• **DIRECTIONS FOR THIS TASK**
Return all lines from the entries below in which the word "header" is present.

======== DATA FOR ANALYSIS ========

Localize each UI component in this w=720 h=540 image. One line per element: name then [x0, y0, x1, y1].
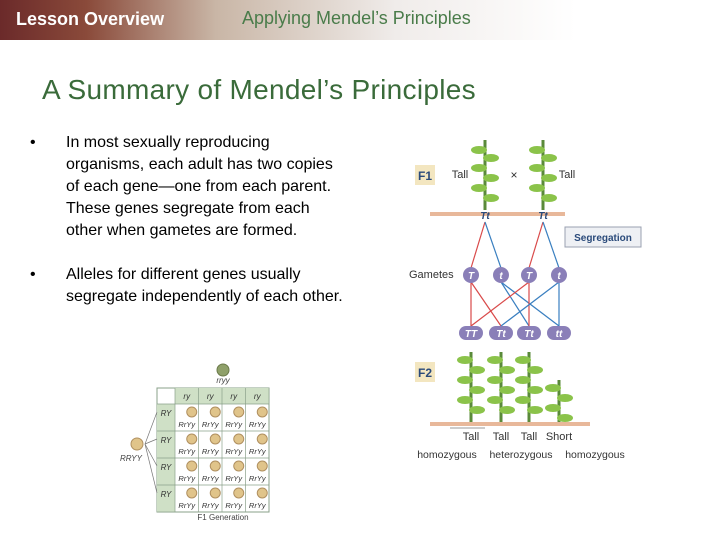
punnett-cell: RrYy: [178, 420, 196, 429]
pea-icon: [257, 434, 267, 444]
punnett-cell: RrYy: [249, 474, 267, 483]
punnett-cell: RrYy: [249, 501, 267, 510]
pea-icon: [187, 434, 197, 444]
tall-plant-icon: [529, 140, 557, 210]
row-header: RY: [161, 490, 172, 499]
punnett-cell: RrYy: [202, 474, 220, 483]
pea-icon: [234, 488, 244, 498]
bullet-dot-icon: •: [30, 132, 36, 154]
offspring-genotype: TT: [465, 329, 478, 340]
punnett-cell: RrYy: [225, 474, 243, 483]
bullet-item: • Alleles for different genes usually se…: [30, 264, 350, 308]
pea-icon: [257, 461, 267, 471]
short-plant-icon: [545, 380, 573, 422]
offspring-genotype: tt: [556, 329, 563, 340]
tall-plant-icon: [487, 352, 515, 422]
bullet-text: In most sexually reproducing organisms, …: [66, 134, 333, 239]
offspring-phenotype: Short: [546, 431, 572, 443]
pea-icon: [257, 488, 267, 498]
bullet-list: • In most sexually reproducing organisms…: [30, 132, 350, 330]
parent-left-label: Tall: [452, 169, 469, 181]
pea-icon: [210, 407, 220, 417]
offspring-genotype: Tt: [496, 329, 506, 340]
col-header: ry: [183, 392, 191, 401]
row-header: RY: [161, 463, 172, 472]
punnett-cell: RrYy: [249, 447, 267, 456]
bullet-dot-icon: •: [30, 264, 36, 286]
left-parent-label: RRYY: [120, 454, 143, 463]
offspring-phenotype: Tall: [521, 431, 538, 443]
pea-icon: [210, 461, 220, 471]
row-header: RY: [161, 436, 172, 445]
punnett-cell: RrYy: [178, 474, 196, 483]
punnett-caption: F1 Generation: [197, 513, 248, 522]
punnett-cell: RrYy: [225, 501, 243, 510]
gametes-label: Gametes: [409, 269, 454, 281]
pea-icon: [131, 438, 143, 450]
offspring-phenotype: Tall: [463, 431, 480, 443]
top-parent-label: rryy: [216, 376, 230, 385]
pea-icon: [234, 434, 244, 444]
pea-icon: [257, 407, 267, 417]
heterozygous-label: heterozygous: [489, 449, 552, 461]
pea-icon: [217, 364, 229, 376]
tall-plant-icon: [515, 352, 543, 422]
offspring-genotype: Tt: [524, 329, 534, 340]
pea-icon: [234, 407, 244, 417]
f1-label: F1: [418, 169, 432, 183]
cross-symbol: ×: [510, 168, 517, 182]
pea-icon: [187, 407, 197, 417]
parent-genotype: Tt: [538, 211, 548, 222]
col-header: ry: [207, 392, 215, 401]
punnett-cell: RrYy: [202, 447, 220, 456]
f2-label: F2: [418, 366, 432, 380]
col-header: ry: [254, 392, 262, 401]
tall-plant-icon: [471, 140, 499, 210]
offspring-phenotype: Tall: [493, 431, 510, 443]
punnett-cell: RrYy: [178, 501, 196, 510]
pea-icon: [210, 434, 220, 444]
pea-icon: [234, 461, 244, 471]
bullet-item: • In most sexually reproducing organisms…: [30, 132, 350, 242]
punnett-cell: RrYy: [178, 447, 196, 456]
gamete-label: T: [526, 271, 533, 282]
parent-genotype: Tt: [480, 211, 490, 222]
punnett-cell: RrYy: [202, 501, 220, 510]
punnett-cell: RrYy: [225, 420, 243, 429]
homozygous-left-label: homozygous: [417, 449, 477, 461]
parent-right-label: Tall: [559, 169, 576, 181]
pea-icon: [187, 461, 197, 471]
pea-icon: [187, 488, 197, 498]
tall-plant-icon: [457, 352, 485, 422]
homozygous-right-label: homozygous: [565, 449, 625, 461]
bullet-text: Alleles for different genes usually segr…: [66, 266, 343, 305]
row-header: RY: [161, 409, 172, 418]
slide-title: A Summary of Mendel’s Principles: [42, 74, 476, 106]
soil-bar: [430, 422, 590, 426]
col-header: ry: [230, 392, 238, 401]
lesson-label: Lesson Overview: [16, 9, 164, 30]
punnett-cell: RrYy: [249, 420, 267, 429]
punnett-cell: RrYy: [225, 447, 243, 456]
lesson-subtitle: Applying Mendel’s Principles: [242, 8, 471, 29]
gamete-label: T: [468, 271, 475, 282]
pea-icon: [210, 488, 220, 498]
punnett-cell: RrYy: [202, 420, 220, 429]
segregation-label: Segregation: [574, 233, 632, 244]
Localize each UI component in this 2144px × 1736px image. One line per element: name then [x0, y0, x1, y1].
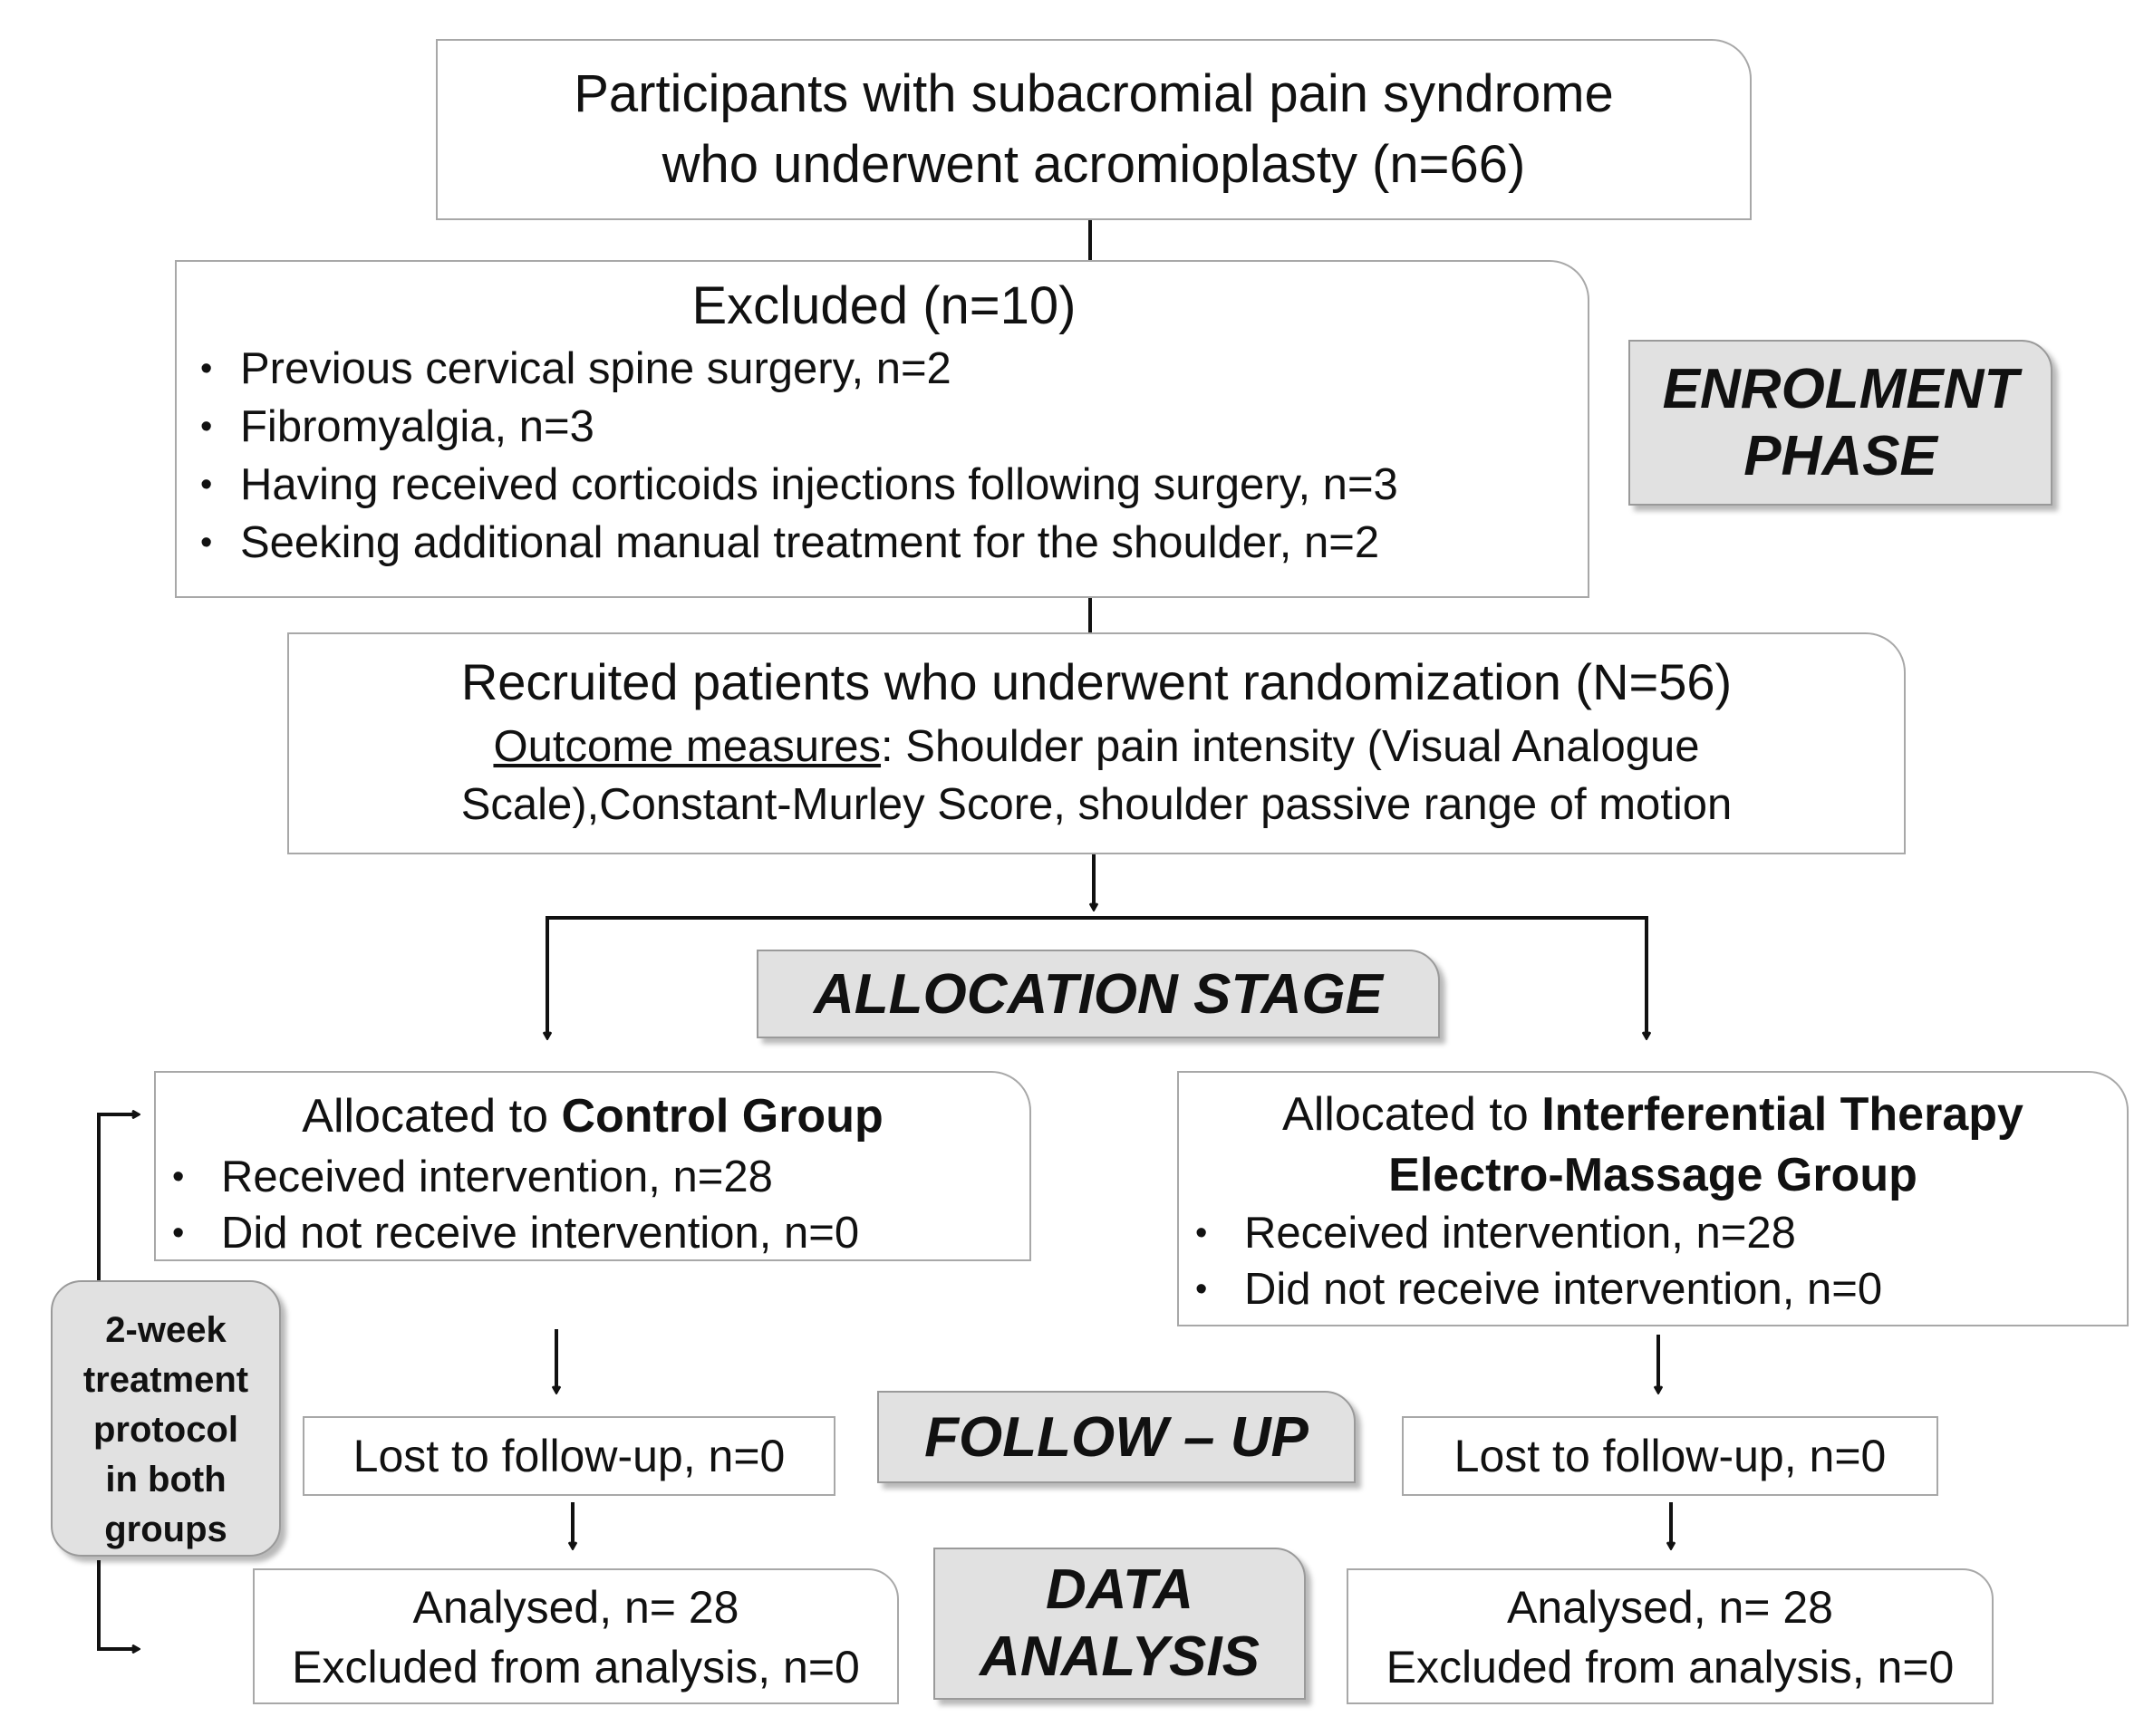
list-item: Fibromyalgia, n=3	[186, 398, 1588, 456]
treatment-line: groups	[104, 1509, 227, 1549]
allocation-split	[546, 916, 1648, 1035]
follow-up-label: FOLLOW – UP	[877, 1391, 1356, 1483]
right-lost-to-follow-up-box: Lost to follow-up, n=0	[1402, 1416, 1938, 1496]
outcome-text-2: Scale),Constant-Murley Score, shoulder p…	[460, 780, 1733, 829]
list-item: Received intervention, n=28	[158, 1149, 1029, 1205]
enrolment-line-1: ENROLMENT	[1662, 357, 2019, 420]
allocation-stage-label: ALLOCATION STAGE	[757, 950, 1440, 1038]
list-item: Received intervention, n=28	[1181, 1205, 2127, 1261]
control-group-box: Allocated to Control Group Received inte…	[154, 1071, 1031, 1261]
right-analysed: Analysed, n= 28	[1507, 1582, 1833, 1633]
right-analysed-box: Analysed, n= 28 Excluded from analysis, …	[1347, 1568, 1994, 1704]
participants-line-2: who underwent acromioplasty (n=66)	[662, 135, 1526, 194]
enrolment-line-2: PHASE	[1743, 424, 1937, 487]
list-item: Previous cervical spine surgery, n=2	[186, 340, 1588, 398]
left-excluded-from-analysis: Excluded from analysis, n=0	[292, 1642, 860, 1693]
recruited-title: Recruited patients who underwent randomi…	[460, 653, 1733, 710]
interferential-title-line-2: Electro-Massage Group	[1179, 1145, 2127, 1205]
treatment-bracket-top	[97, 1114, 139, 1283]
control-prefix: Allocated to	[302, 1090, 562, 1143]
excluded-box: Excluded (n=10) Previous cervical spine …	[175, 260, 1589, 598]
analysis-line-1: DATA	[1046, 1558, 1193, 1621]
interferential-title-line-1: Allocated to Interferential Therapy	[1179, 1084, 2127, 1145]
treatment-line: protocol	[93, 1410, 238, 1450]
interferential-group-name-1: Interferential Therapy	[1541, 1088, 2023, 1141]
list-item: Having received corticoids injections fo…	[186, 456, 1588, 514]
left-analysed-box: Analysed, n= 28 Excluded from analysis, …	[253, 1568, 899, 1704]
treatment-line: 2-week	[105, 1310, 227, 1350]
outcome-text-1: : Shoulder pain intensity (Visual Analog…	[881, 722, 1700, 771]
control-group-title: Allocated to Control Group	[156, 1084, 1029, 1149]
treatment-protocol-label: 2-week treatment protocol in both groups	[51, 1280, 281, 1557]
treatment-line: in both	[105, 1460, 227, 1500]
excluded-title: Excluded (n=10)	[691, 276, 1077, 335]
right-excluded-from-analysis: Excluded from analysis, n=0	[1386, 1642, 1955, 1693]
control-group-name: Control Group	[561, 1090, 884, 1143]
list-item: Did not receive intervention, n=0	[1181, 1261, 2127, 1317]
enrolment-phase-label: ENROLMENT PHASE	[1628, 340, 2052, 506]
excluded-list: Previous cervical spine surgery, n=2 Fib…	[186, 340, 1588, 572]
outcome-label: Outcome measures	[493, 722, 882, 771]
interferential-list: Received intervention, n=28 Did not rece…	[1179, 1205, 2127, 1317]
treatment-bracket-bottom	[97, 1560, 139, 1649]
participants-line-1: Participants with subacromial pain syndr…	[574, 64, 1614, 123]
control-list: Received intervention, n=28 Did not rece…	[156, 1149, 1029, 1261]
interferential-group-box: Allocated to Interferential Therapy Elec…	[1177, 1071, 2129, 1326]
list-item: Did not receive intervention, n=0	[158, 1205, 1029, 1261]
interferential-group-name-2: Electro-Massage Group	[1388, 1149, 1917, 1201]
treatment-line: treatment	[82, 1360, 249, 1400]
left-lost-to-follow-up-box: Lost to follow-up, n=0	[303, 1416, 835, 1496]
list-item: Seeking additional manual treatment for …	[186, 514, 1588, 572]
outcome-measures: Outcome measures: Shoulder pain intensit…	[289, 718, 1904, 776]
recruited-box: Recruited patients who underwent randomi…	[287, 632, 1906, 854]
data-analysis-label: DATA ANALYSIS	[933, 1548, 1306, 1700]
interferential-prefix: Allocated to	[1282, 1088, 1542, 1141]
analysis-line-2: ANALYSIS	[980, 1625, 1260, 1688]
participants-box: Participants with subacromial pain syndr…	[436, 39, 1752, 220]
left-analysed: Analysed, n= 28	[412, 1582, 739, 1633]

========

• **RESPONSE AREA**
row-header: RY: [161, 490, 172, 499]
col-header: ry: [183, 392, 191, 401]
row-header: RY: [161, 463, 172, 472]
row-header: RY: [161, 436, 172, 445]
col-header: ry: [207, 392, 215, 401]
col-header: ry: [254, 392, 262, 401]
row-header: RY: [161, 409, 172, 418]
col-header: ry: [230, 392, 238, 401]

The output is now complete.